[Stored entries]
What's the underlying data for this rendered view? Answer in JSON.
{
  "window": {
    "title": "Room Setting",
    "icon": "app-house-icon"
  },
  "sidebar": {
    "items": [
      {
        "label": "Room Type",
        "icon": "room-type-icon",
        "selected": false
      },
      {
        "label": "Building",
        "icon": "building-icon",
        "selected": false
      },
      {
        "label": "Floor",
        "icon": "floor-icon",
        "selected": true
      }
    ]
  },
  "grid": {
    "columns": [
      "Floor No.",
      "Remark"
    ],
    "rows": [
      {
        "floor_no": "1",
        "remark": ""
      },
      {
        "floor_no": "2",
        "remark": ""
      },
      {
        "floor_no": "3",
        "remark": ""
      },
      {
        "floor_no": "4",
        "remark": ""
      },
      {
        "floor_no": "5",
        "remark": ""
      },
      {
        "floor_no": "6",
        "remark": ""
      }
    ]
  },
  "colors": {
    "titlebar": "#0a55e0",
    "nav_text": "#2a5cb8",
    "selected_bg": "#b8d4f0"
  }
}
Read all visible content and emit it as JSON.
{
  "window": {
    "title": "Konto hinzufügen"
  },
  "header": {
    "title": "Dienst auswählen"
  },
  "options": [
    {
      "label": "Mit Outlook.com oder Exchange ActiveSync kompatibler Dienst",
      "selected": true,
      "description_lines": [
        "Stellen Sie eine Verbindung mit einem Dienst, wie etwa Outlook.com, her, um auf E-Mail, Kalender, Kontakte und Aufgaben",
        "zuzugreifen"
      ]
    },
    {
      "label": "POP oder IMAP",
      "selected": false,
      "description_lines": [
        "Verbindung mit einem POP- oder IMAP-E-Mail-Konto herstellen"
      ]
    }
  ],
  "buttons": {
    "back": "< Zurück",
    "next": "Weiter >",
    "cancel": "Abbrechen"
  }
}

→ Instructions to follow: Return all of the data precisely as it appears.

→ Output below:
What's the underlying data for this rendered view? Answer in JSON.
{
  "window": {
    "title": "Room Setting",
    "icon": "app-house-icon"
  },
  "sidebar": {
    "items": [
      {
        "label": "Room Type",
        "icon": "room-type-icon",
        "selected": false
      },
      {
        "label": "Building",
        "icon": "building-icon",
        "selected": false
      },
      {
        "label": "Floor",
        "icon": "floor-icon",
        "selected": true
      }
    ]
  },
  "grid": {
    "columns": [
      "Floor No.",
      "Remark"
    ],
    "rows": [
      {
        "floor_no": "1",
        "remark": ""
      },
      {
        "floor_no": "2",
        "remark": ""
      },
      {
        "floor_no": "3",
        "remark": ""
      },
      {
        "floor_no": "4",
        "remark": ""
      },
      {
        "floor_no": "5",
        "remark": ""
      },
      {
        "floor_no": "6",
        "remark": ""
      }
    ]
  },
  "colors": {
    "titlebar": "#0a55e0",
    "nav_text": "#2a5cb8",
    "selected_bg": "#b8d4f0"
  }
}
Read all visible content and emit it as JSON.
{
  "window": {
    "title": "Konto hinzufügen"
  },
  "header": {
    "title": "Dienst auswählen"
  },
  "options": [
    {
      "label": "Mit Outlook.com oder Exchange ActiveSync kompatibler Dienst",
      "selected": true,
      "description_lines": [
        "Stellen Sie eine Verbindung mit einem Dienst, wie etwa Outlook.com, her, um auf E-Mail, Kalender, Kontakte und Aufgaben",
        "zuzugreifen"
      ]
    },
    {
      "label": "POP oder IMAP",
      "selected": false,
      "description_lines": [
        "Verbindung mit einem POP- oder IMAP-E-Mail-Konto herstellen"
      ]
    }
  ],
  "buttons": {
    "back": "< Zurück",
    "next": "Weiter >",
    "cancel": "Abbrechen"
  }
}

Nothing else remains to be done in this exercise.